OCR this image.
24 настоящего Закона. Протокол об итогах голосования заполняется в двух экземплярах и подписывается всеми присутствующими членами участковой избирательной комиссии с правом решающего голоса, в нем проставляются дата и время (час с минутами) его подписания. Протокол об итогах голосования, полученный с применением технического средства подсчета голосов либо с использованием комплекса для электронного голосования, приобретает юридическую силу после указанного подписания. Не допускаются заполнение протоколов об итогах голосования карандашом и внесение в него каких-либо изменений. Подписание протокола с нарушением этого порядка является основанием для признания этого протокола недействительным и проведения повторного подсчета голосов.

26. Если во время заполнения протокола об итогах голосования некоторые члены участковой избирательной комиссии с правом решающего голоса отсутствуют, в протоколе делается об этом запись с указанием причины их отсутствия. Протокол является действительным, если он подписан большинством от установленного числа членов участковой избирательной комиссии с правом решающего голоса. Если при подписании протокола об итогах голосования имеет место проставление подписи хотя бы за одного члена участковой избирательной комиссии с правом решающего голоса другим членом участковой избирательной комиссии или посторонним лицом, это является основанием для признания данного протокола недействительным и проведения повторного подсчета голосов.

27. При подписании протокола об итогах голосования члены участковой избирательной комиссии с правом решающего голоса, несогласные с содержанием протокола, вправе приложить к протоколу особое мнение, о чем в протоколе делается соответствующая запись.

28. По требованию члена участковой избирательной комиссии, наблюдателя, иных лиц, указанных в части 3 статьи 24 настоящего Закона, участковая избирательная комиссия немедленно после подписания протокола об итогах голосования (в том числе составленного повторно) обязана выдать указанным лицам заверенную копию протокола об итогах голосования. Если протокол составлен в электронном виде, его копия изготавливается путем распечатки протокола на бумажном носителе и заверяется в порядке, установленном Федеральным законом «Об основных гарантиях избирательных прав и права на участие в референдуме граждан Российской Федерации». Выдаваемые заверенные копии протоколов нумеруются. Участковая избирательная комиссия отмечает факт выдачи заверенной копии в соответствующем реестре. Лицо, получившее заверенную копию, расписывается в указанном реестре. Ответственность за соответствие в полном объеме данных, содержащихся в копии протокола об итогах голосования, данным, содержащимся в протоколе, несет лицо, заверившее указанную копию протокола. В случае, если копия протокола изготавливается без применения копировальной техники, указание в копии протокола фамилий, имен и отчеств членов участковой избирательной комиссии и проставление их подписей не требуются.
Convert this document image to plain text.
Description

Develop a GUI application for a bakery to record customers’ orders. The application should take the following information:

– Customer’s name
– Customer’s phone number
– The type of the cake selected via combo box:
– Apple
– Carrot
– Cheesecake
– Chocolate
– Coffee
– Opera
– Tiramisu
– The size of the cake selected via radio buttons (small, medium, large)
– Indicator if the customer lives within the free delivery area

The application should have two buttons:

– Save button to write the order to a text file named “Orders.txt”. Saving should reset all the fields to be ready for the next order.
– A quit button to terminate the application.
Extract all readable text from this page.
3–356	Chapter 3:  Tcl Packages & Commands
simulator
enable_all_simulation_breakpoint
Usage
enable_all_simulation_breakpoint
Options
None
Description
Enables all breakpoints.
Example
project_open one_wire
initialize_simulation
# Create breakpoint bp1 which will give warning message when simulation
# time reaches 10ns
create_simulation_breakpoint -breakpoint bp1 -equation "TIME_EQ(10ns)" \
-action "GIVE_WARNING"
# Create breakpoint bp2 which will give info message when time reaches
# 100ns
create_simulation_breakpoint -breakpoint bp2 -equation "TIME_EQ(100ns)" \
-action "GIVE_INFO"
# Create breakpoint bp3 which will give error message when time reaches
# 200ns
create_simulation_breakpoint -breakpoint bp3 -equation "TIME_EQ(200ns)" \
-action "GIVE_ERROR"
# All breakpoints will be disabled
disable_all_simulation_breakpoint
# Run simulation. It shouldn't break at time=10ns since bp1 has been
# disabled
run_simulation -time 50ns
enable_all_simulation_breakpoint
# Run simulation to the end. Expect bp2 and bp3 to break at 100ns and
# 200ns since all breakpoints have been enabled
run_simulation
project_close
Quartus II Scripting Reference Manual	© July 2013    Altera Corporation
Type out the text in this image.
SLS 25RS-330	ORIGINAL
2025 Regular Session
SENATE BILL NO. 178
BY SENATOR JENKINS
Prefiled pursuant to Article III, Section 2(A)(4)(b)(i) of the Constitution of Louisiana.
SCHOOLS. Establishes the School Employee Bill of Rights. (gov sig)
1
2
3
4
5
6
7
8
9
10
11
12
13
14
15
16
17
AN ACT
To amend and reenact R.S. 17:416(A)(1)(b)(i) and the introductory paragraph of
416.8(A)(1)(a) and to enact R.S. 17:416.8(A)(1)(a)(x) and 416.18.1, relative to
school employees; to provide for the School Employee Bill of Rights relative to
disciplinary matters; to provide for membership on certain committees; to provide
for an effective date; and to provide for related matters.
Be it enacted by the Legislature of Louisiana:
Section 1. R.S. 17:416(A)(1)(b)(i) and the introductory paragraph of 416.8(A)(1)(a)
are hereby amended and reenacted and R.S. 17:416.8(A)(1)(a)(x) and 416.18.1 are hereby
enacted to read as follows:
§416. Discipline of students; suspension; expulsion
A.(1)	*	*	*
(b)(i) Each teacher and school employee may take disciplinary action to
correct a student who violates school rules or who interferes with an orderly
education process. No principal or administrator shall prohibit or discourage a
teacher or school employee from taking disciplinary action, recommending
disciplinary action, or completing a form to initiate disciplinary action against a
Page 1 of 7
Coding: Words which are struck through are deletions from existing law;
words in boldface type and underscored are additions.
-=-=-=-=-
Count up the lines in the listing that hold the word "have", and give that number only.

WRITTEN SOLUTION
2